Task details
Switch "data-point" to "marker" throughout the listing, from its first line to the line with "y-tick-label: 10.4 bbox=[75, 193, 104, 208]", and give back only those lines with nothing else altered.

___ Records shown ___

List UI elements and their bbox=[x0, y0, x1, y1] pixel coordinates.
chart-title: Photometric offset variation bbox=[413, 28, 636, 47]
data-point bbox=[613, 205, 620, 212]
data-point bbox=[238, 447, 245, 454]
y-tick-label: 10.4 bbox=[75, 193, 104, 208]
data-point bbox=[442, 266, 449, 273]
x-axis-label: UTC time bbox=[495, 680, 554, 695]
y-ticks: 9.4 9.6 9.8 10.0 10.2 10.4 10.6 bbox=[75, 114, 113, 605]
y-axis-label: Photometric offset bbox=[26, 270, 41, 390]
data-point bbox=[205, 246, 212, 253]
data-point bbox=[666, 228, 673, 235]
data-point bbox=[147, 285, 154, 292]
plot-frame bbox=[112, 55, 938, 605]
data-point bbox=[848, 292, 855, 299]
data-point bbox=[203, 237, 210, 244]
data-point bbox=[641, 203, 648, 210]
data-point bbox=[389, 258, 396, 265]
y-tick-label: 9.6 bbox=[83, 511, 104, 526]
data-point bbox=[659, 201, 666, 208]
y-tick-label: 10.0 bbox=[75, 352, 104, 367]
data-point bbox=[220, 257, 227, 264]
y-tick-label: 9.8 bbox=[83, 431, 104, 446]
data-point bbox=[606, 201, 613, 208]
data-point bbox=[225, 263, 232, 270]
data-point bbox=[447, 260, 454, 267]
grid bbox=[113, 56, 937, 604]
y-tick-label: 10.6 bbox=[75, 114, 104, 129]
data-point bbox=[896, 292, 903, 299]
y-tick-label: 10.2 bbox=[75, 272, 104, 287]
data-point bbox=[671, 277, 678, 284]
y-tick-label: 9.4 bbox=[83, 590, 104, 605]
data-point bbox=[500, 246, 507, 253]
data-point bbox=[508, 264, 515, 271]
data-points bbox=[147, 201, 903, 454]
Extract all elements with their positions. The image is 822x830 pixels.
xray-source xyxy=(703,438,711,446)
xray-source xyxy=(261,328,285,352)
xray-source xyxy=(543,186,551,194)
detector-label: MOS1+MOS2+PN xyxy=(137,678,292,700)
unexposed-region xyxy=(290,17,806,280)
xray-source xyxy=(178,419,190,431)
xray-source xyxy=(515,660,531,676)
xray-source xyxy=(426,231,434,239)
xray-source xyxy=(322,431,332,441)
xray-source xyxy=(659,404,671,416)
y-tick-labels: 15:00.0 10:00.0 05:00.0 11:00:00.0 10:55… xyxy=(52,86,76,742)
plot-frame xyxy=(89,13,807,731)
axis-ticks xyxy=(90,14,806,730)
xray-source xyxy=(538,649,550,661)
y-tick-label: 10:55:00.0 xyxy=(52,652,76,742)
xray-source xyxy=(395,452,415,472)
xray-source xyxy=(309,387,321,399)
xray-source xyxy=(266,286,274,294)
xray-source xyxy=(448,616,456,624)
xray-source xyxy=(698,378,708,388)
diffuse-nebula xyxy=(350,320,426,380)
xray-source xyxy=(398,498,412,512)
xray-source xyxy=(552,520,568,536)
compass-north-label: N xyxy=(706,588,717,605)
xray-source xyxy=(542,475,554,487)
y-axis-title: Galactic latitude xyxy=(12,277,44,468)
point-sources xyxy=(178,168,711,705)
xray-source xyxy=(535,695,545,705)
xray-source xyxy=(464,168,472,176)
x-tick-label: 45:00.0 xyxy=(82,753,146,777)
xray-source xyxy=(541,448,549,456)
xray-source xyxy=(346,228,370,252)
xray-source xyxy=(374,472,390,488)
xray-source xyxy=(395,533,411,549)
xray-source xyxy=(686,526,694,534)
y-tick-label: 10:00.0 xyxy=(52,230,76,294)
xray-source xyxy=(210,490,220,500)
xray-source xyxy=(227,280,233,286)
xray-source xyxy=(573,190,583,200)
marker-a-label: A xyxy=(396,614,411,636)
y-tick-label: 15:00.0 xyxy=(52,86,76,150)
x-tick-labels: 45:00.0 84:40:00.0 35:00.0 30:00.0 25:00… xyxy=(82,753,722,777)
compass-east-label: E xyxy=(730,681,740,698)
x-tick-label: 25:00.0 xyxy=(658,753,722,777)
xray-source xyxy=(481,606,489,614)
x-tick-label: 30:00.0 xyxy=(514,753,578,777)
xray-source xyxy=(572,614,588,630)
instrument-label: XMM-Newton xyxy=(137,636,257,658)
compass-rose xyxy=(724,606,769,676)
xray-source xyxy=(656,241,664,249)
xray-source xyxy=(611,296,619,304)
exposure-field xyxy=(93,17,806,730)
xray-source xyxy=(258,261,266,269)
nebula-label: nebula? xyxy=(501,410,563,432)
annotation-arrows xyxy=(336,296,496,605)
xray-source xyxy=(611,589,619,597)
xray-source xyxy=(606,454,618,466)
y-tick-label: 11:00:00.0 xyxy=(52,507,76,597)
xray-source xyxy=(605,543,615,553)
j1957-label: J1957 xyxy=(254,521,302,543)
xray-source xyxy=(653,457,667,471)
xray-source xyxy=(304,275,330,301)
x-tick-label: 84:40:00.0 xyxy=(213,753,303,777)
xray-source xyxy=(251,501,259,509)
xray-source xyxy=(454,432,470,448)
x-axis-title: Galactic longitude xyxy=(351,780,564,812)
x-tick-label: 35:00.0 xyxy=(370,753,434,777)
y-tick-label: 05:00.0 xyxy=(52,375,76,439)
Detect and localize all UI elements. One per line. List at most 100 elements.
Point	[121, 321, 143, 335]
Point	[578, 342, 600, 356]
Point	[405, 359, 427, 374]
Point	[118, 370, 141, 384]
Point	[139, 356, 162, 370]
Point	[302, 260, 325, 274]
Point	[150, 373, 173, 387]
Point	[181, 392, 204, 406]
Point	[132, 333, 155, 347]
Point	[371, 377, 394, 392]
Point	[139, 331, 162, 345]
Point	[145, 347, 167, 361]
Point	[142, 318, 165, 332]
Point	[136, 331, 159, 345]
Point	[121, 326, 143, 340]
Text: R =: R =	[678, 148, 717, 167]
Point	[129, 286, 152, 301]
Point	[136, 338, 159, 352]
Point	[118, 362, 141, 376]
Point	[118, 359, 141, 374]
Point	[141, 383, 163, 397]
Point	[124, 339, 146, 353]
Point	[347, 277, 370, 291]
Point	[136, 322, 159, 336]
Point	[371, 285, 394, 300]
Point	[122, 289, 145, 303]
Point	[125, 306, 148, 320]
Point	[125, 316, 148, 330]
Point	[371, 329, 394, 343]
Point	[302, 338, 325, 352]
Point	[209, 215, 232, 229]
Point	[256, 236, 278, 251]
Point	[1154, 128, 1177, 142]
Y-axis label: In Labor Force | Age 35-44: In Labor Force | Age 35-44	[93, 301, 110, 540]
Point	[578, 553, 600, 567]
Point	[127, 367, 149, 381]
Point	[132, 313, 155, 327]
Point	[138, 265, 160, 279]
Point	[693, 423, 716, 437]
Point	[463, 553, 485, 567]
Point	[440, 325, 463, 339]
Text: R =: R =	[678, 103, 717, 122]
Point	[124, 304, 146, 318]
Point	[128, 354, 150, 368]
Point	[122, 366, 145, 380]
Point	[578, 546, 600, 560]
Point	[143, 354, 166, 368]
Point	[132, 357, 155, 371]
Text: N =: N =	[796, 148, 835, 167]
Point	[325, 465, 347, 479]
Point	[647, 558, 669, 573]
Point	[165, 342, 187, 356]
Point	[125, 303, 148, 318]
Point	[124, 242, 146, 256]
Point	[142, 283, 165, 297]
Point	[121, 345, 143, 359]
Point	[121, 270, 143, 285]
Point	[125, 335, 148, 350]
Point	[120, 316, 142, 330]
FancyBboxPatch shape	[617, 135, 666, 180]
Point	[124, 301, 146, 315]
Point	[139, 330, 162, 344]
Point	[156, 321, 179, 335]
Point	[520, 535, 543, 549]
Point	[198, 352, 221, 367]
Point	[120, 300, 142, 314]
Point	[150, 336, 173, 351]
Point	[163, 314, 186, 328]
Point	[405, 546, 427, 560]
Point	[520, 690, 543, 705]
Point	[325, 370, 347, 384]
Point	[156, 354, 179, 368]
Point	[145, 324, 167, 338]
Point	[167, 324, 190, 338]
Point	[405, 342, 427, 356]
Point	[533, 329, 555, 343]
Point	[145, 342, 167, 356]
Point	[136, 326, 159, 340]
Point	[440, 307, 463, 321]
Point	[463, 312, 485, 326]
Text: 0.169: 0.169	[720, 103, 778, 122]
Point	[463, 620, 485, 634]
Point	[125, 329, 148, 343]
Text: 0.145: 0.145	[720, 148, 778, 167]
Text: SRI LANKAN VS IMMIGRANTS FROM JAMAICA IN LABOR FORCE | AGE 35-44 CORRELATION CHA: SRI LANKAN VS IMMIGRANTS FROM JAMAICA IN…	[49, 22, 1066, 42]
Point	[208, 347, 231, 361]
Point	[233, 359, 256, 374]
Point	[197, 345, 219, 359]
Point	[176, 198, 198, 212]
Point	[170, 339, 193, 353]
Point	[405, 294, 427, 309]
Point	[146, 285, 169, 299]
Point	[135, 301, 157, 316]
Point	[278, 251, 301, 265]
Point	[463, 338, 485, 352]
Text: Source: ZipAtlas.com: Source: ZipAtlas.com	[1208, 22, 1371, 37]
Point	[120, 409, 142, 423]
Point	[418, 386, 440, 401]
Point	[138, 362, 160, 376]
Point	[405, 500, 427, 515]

___

Worked solution
List UI elements and their bbox=[x0, y0, x1, y1] pixel coordinates.
chart-title: Photometric offset variation bbox=[413, 28, 636, 47]
marker bbox=[613, 205, 620, 212]
marker bbox=[238, 447, 245, 454]
y-tick-label: 10.4 bbox=[75, 193, 104, 208]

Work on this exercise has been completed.